**Perguntas a responder:**
a: Copie sem alterações um trecho do texto sobre a proposta da APAV: comece nas palavras "A APAV propõe" e pare depois de "idosos na sociedade.".
b: Por favor, traduza para o inglês esta frase do texto sobre a proposta da APAV: "No documento «Portugal Mais Velho», há um ponto onde se pede que seja revisto o Direito Sucessório."
c: Dê seguimento ao texto sobre a proposta da APAV, escrevendo o que vem após a última frase apresentada.

**Texto do exercício:**
────

A APAV propõe que idosos possam deserdar filhos para responder ao abandono. No Dia Internacional da Pessoa Idosa foi conhecido o relatório elaborado em conjunto pela Associação Portuguesa de Apoio à Vítima (APAV) e a Fundação Gulbenkian com 30 recomendações para integrar melhor os idosos na sociedade.

No documento «Portugal Mais Velho», há um ponto onde se pede que seja revisto o Direito Sucessório.

“Na prática, um idoso maltratado por um filho tem sempre de lhe deixar parte do seu património, mesmo que não seja essa a sua vontade e mesmo que tenha havido uma situação de violência ou de abandono total. Alterar isto poderia ser uma resposta eficaz às situações de abandono“, disse a jurista Marta Carmo ao Público.

────

**Material fornecido:**
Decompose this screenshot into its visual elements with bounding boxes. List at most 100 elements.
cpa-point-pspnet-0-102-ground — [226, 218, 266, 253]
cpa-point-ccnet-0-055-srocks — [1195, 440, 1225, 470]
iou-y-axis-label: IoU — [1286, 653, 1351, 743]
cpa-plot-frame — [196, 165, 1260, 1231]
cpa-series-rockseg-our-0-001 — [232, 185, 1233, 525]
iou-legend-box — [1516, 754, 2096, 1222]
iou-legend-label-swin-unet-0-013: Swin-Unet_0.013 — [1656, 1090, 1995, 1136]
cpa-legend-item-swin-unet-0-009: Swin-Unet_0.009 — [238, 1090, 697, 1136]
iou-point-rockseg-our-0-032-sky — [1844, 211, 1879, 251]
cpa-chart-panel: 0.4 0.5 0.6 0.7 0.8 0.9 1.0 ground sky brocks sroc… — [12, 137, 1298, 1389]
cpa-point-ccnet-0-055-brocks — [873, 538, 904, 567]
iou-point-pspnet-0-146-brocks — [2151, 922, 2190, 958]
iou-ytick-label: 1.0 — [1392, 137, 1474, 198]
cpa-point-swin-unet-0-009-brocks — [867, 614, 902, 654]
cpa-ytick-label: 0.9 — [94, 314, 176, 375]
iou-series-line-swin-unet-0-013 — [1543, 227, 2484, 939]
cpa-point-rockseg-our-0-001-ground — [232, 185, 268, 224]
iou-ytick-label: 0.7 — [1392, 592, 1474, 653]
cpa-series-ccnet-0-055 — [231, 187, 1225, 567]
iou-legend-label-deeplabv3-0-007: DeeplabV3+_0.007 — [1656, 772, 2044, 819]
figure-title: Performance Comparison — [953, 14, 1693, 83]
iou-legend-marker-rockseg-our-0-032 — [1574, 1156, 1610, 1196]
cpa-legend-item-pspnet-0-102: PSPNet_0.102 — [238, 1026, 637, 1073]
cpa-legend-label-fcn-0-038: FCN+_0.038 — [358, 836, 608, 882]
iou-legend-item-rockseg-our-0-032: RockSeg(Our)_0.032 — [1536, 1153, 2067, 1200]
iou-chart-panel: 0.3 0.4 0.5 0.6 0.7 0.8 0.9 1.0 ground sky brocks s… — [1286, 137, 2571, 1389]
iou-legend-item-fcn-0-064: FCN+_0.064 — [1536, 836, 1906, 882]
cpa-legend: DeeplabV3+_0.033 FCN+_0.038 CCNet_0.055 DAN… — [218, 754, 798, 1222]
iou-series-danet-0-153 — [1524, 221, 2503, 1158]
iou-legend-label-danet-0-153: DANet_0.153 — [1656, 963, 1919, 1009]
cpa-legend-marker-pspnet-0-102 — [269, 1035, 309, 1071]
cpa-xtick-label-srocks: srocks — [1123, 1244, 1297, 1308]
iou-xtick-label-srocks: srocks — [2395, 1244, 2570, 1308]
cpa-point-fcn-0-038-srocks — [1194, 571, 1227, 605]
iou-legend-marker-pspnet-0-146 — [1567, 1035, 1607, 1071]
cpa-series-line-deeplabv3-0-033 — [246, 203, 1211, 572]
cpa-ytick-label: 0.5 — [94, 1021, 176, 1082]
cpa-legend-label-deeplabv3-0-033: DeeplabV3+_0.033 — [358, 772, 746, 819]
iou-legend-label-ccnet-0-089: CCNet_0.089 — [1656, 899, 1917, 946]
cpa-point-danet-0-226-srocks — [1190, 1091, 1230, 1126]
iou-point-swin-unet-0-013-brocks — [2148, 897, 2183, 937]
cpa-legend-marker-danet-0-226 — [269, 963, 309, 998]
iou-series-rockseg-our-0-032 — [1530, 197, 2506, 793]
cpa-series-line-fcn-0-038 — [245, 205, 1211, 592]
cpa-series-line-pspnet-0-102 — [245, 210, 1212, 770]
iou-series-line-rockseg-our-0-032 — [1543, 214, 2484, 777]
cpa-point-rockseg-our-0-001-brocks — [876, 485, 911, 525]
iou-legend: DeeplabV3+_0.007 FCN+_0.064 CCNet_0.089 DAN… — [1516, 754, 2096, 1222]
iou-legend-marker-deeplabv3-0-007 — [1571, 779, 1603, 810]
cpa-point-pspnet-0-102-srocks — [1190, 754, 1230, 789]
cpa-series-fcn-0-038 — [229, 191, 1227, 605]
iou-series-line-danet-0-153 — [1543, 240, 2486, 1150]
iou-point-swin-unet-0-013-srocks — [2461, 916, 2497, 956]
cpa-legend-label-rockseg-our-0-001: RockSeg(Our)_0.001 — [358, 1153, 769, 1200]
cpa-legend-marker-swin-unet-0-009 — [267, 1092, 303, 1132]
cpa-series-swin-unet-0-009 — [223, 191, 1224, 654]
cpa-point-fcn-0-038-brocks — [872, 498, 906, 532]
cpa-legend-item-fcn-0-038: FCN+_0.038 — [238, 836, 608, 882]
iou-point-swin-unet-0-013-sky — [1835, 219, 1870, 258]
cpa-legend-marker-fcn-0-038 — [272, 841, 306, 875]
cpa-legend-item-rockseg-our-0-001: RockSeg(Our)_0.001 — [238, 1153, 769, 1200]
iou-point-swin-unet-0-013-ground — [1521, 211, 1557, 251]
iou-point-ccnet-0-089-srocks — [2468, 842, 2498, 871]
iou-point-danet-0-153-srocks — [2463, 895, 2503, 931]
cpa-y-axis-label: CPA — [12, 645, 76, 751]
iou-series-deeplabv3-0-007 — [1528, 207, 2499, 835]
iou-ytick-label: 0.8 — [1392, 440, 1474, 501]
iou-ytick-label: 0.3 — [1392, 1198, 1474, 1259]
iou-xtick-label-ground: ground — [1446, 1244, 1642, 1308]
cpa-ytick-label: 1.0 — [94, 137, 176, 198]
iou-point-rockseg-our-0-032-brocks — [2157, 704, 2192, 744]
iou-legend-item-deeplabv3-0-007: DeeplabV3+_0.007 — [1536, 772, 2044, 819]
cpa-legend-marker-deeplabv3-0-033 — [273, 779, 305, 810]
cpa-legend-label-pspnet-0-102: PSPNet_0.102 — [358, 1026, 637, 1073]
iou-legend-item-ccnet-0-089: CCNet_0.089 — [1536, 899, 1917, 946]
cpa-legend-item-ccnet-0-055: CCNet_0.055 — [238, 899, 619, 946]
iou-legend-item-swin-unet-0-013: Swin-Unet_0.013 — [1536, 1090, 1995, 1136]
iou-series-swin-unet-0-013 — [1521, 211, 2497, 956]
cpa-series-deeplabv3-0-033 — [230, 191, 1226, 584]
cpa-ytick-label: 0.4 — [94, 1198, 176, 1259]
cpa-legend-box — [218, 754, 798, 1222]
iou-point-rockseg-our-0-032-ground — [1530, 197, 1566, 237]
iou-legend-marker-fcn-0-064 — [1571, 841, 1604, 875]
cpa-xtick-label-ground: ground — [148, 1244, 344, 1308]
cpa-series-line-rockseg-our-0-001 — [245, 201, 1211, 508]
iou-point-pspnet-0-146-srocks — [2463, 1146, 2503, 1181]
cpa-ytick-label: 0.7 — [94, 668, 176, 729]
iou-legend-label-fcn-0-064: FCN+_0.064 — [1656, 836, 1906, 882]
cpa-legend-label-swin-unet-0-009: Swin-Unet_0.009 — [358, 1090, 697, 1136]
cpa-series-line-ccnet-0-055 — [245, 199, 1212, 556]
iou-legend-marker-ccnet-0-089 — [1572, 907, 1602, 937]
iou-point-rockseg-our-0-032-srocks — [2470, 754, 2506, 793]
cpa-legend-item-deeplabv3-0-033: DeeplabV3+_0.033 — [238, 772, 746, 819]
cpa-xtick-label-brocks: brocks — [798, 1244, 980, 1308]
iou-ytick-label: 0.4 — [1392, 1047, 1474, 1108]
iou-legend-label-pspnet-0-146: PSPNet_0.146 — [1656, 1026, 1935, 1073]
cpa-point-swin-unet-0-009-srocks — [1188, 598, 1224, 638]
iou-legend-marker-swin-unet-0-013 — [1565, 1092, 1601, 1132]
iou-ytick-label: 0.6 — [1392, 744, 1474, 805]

────

**Respostas esperadas:**
a:
A APAV propõe que idosos possam deserdar filhos para responder ao abandono. No Dia Internacional da Pessoa Idosa foi conhecido o relatório elaborado em conjunto pela Associação Portuguesa de Apoio à Vítima (APAV) e a Fundação Gulbenkian com 30 recomendações para integrar melhor os idosos na sociedade.

b: In the "Portugal Mais Velho" document, there is a point that calls for a review of inheritance law.

c:
O relatório ainda propõe que de forma a conter os maus-tratos, se aposte na formação de cuidadores de idosos, seja de instituições, cuidadores informais e familiares.

foram ainda propostos benefícios fiscais: “Estes incentivos respondem ao problema mais do que a criminalização do abandono. Muitas vezes, as famílias abandonam os seus idosos nos hospitais, nomeadamente, porque não têm rendimentos que lhes permitam renunciar ao emprego para cuidar deles“.